(Stored records)
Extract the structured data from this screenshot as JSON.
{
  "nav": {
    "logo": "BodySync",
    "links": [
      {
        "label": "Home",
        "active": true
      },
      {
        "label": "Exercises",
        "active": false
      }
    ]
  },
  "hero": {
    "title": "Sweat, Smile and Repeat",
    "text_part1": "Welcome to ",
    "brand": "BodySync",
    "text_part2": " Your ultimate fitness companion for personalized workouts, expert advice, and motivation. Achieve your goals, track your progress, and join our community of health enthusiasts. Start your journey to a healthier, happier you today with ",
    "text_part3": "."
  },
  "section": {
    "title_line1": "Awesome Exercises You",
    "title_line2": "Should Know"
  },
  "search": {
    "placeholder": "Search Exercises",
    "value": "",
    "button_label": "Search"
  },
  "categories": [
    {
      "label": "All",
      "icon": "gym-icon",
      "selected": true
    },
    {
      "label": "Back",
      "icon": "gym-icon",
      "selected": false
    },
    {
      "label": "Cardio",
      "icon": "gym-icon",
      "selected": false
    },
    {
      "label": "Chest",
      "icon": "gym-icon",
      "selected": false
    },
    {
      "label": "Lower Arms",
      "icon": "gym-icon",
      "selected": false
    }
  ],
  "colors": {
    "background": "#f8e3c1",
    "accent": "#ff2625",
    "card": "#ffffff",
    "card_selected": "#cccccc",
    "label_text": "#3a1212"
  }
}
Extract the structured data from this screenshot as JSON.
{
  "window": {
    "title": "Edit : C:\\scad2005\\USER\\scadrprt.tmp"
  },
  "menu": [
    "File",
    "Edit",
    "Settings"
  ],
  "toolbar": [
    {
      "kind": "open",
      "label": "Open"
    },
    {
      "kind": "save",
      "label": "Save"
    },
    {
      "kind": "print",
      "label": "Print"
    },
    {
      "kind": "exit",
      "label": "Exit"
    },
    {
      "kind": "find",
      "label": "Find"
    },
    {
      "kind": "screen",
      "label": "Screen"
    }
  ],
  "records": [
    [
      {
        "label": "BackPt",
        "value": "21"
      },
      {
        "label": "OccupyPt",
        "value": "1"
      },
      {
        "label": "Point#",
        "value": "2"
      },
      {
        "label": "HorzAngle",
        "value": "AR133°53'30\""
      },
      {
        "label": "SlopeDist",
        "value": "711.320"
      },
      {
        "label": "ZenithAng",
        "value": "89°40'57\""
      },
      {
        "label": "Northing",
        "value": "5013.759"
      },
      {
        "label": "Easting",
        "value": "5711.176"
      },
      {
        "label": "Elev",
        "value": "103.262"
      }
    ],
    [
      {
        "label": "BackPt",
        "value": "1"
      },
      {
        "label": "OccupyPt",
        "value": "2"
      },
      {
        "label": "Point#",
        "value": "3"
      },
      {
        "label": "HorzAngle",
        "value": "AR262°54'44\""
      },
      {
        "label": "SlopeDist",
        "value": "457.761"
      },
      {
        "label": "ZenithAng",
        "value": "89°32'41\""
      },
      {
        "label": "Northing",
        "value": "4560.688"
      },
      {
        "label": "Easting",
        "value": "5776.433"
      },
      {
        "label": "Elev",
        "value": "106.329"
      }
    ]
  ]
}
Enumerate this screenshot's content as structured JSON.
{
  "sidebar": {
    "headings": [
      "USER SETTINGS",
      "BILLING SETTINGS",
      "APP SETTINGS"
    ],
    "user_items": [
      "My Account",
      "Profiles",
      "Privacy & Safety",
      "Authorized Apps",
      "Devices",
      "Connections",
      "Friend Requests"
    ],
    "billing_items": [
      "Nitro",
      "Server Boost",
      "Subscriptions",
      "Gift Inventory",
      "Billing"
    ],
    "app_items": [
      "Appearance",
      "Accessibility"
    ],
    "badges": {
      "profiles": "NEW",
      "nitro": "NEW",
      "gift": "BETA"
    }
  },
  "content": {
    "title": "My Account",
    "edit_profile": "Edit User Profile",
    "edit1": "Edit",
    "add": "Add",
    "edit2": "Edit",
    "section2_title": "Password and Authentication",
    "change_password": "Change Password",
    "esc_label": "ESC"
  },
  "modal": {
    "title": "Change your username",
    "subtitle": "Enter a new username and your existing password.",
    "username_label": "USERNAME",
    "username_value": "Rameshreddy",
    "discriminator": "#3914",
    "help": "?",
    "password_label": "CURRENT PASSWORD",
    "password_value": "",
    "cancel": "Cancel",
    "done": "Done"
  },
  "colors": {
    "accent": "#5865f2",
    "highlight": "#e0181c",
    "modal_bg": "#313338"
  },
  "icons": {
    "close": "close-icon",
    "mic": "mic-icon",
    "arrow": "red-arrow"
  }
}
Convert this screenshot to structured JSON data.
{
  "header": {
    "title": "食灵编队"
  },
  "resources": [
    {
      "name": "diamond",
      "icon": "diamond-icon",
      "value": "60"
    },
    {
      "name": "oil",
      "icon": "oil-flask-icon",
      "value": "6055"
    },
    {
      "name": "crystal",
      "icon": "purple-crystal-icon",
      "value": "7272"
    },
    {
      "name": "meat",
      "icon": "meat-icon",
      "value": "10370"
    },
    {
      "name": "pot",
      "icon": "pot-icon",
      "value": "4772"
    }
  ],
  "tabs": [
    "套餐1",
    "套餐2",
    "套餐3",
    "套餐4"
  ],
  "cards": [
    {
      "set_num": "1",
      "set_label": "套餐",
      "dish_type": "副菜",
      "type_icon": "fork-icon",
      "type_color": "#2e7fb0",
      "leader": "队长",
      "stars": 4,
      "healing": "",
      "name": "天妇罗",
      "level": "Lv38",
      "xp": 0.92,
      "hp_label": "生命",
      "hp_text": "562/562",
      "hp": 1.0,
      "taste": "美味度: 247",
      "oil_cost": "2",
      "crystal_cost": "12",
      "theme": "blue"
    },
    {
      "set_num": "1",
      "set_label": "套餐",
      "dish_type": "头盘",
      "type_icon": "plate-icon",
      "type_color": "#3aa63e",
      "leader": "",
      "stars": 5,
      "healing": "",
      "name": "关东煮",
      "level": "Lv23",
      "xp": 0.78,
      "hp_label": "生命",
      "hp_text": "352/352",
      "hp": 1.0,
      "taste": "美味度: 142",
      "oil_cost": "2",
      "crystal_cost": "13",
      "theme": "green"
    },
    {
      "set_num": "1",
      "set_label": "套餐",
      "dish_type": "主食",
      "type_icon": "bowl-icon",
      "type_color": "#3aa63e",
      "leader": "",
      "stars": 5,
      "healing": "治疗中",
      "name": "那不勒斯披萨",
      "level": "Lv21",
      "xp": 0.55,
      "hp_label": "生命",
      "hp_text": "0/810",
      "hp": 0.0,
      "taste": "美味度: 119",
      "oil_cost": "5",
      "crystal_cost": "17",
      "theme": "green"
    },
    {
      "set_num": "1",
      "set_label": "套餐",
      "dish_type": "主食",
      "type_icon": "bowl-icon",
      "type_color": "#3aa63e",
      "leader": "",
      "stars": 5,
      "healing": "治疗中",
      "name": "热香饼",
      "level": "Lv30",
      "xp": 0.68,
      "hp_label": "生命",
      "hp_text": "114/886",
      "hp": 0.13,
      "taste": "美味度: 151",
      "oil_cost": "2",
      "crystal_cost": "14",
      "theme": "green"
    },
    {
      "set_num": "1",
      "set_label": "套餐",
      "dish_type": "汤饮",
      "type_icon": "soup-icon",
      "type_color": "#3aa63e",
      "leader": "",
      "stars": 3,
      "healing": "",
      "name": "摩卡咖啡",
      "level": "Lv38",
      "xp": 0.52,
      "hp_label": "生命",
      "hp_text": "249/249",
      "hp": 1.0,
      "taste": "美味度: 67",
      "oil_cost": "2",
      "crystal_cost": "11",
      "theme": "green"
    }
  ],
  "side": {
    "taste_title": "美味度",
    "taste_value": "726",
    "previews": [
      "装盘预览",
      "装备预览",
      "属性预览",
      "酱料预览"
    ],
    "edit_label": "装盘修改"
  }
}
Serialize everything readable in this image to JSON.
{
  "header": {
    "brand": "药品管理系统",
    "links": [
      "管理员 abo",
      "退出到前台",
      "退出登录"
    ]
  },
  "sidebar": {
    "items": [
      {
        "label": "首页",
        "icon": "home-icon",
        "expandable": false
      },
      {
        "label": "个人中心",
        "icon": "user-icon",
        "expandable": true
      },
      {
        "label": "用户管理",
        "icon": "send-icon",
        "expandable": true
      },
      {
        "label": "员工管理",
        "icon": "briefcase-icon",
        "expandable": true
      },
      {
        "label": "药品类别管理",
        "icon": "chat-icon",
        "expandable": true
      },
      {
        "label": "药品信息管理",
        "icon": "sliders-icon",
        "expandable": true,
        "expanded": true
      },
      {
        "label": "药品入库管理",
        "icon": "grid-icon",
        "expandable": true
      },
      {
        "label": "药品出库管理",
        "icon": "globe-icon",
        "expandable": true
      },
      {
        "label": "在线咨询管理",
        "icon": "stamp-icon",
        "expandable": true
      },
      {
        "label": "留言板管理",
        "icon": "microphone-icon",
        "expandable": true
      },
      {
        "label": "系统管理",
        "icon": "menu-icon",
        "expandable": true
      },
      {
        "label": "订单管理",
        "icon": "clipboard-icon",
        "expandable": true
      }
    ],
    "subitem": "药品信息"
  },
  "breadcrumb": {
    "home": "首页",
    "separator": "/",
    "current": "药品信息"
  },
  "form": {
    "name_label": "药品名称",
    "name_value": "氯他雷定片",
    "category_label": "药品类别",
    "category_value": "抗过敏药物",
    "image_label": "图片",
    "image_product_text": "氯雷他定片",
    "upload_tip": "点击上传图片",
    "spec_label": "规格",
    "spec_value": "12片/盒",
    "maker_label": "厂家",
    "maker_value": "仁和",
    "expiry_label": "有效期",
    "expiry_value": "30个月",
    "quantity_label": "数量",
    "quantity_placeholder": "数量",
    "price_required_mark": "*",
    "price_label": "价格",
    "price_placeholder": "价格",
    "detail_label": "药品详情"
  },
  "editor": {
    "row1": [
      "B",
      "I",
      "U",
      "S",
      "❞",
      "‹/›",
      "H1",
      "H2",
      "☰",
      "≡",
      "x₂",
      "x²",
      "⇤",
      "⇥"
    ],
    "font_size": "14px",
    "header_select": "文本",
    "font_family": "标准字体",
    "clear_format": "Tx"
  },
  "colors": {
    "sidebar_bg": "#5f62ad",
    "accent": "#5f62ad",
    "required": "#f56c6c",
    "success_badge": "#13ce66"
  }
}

-- Job --
From the listing above, copy out each line where the word "structured" appears.

-- Full output --
Extract the structured data from this screenshot as JSON.
Extract the structured data from this screenshot as JSON.
Enumerate this screenshot's content as structured JSON.
Convert this screenshot to structured JSON data.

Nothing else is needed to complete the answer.